◆ Required work ◆
Write out every entry word for word.

= = = = =

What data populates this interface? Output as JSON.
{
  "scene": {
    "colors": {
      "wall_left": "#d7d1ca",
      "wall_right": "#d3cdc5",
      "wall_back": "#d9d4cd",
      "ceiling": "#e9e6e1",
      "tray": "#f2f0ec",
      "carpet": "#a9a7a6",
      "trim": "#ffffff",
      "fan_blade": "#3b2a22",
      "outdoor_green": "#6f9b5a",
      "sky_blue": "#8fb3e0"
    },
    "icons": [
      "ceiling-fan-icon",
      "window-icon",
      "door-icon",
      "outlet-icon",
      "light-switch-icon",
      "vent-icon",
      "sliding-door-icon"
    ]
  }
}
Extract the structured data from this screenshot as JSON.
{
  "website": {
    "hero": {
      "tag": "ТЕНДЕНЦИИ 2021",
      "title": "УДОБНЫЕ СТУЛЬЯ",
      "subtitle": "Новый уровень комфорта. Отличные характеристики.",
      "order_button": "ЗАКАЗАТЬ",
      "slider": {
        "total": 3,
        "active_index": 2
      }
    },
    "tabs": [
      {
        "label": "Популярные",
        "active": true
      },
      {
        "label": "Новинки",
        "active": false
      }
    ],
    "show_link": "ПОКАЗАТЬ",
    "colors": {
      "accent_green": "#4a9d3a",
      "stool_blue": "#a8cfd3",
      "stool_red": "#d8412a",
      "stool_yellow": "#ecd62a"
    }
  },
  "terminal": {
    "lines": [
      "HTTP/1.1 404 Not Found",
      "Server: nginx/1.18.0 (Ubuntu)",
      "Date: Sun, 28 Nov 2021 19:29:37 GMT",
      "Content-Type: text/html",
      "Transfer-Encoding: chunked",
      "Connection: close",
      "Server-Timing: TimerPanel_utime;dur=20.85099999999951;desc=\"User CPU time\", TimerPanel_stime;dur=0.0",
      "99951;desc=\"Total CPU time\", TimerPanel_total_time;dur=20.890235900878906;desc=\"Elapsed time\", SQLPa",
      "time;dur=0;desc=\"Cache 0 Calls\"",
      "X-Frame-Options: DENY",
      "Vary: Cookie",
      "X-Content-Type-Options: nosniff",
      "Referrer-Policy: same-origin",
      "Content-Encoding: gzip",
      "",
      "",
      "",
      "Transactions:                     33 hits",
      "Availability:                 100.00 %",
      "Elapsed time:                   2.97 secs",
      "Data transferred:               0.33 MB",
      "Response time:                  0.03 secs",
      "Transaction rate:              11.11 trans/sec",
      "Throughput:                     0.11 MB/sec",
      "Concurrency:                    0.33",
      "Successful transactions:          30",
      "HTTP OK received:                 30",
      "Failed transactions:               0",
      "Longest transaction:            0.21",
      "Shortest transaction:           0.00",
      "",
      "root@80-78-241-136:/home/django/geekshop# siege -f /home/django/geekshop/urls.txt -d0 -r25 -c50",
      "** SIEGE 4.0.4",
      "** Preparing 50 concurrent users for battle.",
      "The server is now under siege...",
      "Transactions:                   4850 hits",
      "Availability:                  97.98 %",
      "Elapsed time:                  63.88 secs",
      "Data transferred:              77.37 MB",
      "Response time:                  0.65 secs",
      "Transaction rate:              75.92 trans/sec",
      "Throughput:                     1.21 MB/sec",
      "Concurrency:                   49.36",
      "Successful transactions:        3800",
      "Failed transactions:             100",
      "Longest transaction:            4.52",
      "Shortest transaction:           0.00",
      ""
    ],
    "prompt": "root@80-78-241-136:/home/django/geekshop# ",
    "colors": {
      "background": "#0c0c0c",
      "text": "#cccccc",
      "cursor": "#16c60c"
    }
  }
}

= = = = =

◆ Task solution ◆
What data populates this interface? Output as JSON.
{
  "scene": {
    "colors": {
      "wall_left": "#d7d1ca",
      "wall_right": "#d3cdc5",
      "wall_back": "#d9d4cd",
      "ceiling": "#e9e6e1",
      "tray": "#f2f0ec",
      "carpet": "#a9a7a6",
      "trim": "#ffffff",
      "fan_blade": "#3b2a22",
      "outdoor_green": "#6f9b5a",
      "sky_blue": "#8fb3e0"
    },
    "icons": [
      "ceiling-fan-icon",
      "window-icon",
      "door-icon",
      "outlet-icon",
      "light-switch-icon",
      "vent-icon",
      "sliding-door-icon"
    ]
  }
}
Extract the structured data from this screenshot as JSON.
{
  "website": {
    "hero": {
      "tag": "ТЕНДЕНЦИИ 2021",
      "title": "УДОБНЫЕ СТУЛЬЯ",
      "subtitle": "Новый уровень комфорта. Отличные характеристики.",
      "order_button": "ЗАКАЗАТЬ",
      "slider": {
        "total": 3,
        "active_index": 2
      }
    },
    "tabs": [
      {
        "label": "Популярные",
        "active": true
      },
      {
        "label": "Новинки",
        "active": false
      }
    ],
    "show_link": "ПОКАЗАТЬ",
    "colors": {
      "accent_green": "#4a9d3a",
      "stool_blue": "#a8cfd3",
      "stool_red": "#d8412a",
      "stool_yellow": "#ecd62a"
    }
  },
  "terminal": {
    "lines": [
      "HTTP/1.1 404 Not Found",
      "Server: nginx/1.18.0 (Ubuntu)",
      "Date: Sun, 28 Nov 2021 19:29:37 GMT",
      "Content-Type: text/html",
      "Transfer-Encoding: chunked",
      "Connection: close",
      "Server-Timing: TimerPanel_utime;dur=20.85099999999951;desc=\"User CPU time\", TimerPanel_stime;dur=0.0",
      "99951;desc=\"Total CPU time\", TimerPanel_total_time;dur=20.890235900878906;desc=\"Elapsed time\", SQLPa",
      "time;dur=0;desc=\"Cache 0 Calls\"",
      "X-Frame-Options: DENY",
      "Vary: Cookie",
      "X-Content-Type-Options: nosniff",
      "Referrer-Policy: same-origin",
      "Content-Encoding: gzip",
      "",
      "",
      "",
      "Transactions:                     33 hits",
      "Availability:                 100.00 %",
      "Elapsed time:                   2.97 secs",
      "Data transferred:               0.33 MB",
      "Response time:                  0.03 secs",
      "Transaction rate:              11.11 trans/sec",
      "Throughput:                     0.11 MB/sec",
      "Concurrency:                    0.33",
      "Successful transactions:          30",
      "HTTP OK received:                 30",
      "Failed transactions:               0",
      "Longest transaction:            0.21",
      "Shortest transaction:           0.00",
      "",
      "root@80-78-241-136:/home/django/geekshop# siege -f /home/django/geekshop/urls.txt -d0 -r25 -c50",
      "** SIEGE 4.0.4",
      "** Preparing 50 concurrent users for battle.",
      "The server is now under siege...",
      "Transactions:                   4850 hits",
      "Availability:                  97.98 %",
      "Elapsed time:                  63.88 secs",
      "Data transferred:              77.37 MB",
      "Response time:                  0.65 secs",
      "Transaction rate:              75.92 trans/sec",
      "Throughput:                     1.21 MB/sec",
      "Concurrency:                   49.36",
      "Successful transactions:        3800",
      "Failed transactions:             100",
      "Longest transaction:            4.52",
      "Shortest transaction:           0.00",
      ""
    ],
    "prompt": "root@80-78-241-136:/home/django/geekshop# ",
    "colors": {
      "background": "#0c0c0c",
      "text": "#cccccc",
      "cursor": "#16c60c"
    }
  }
}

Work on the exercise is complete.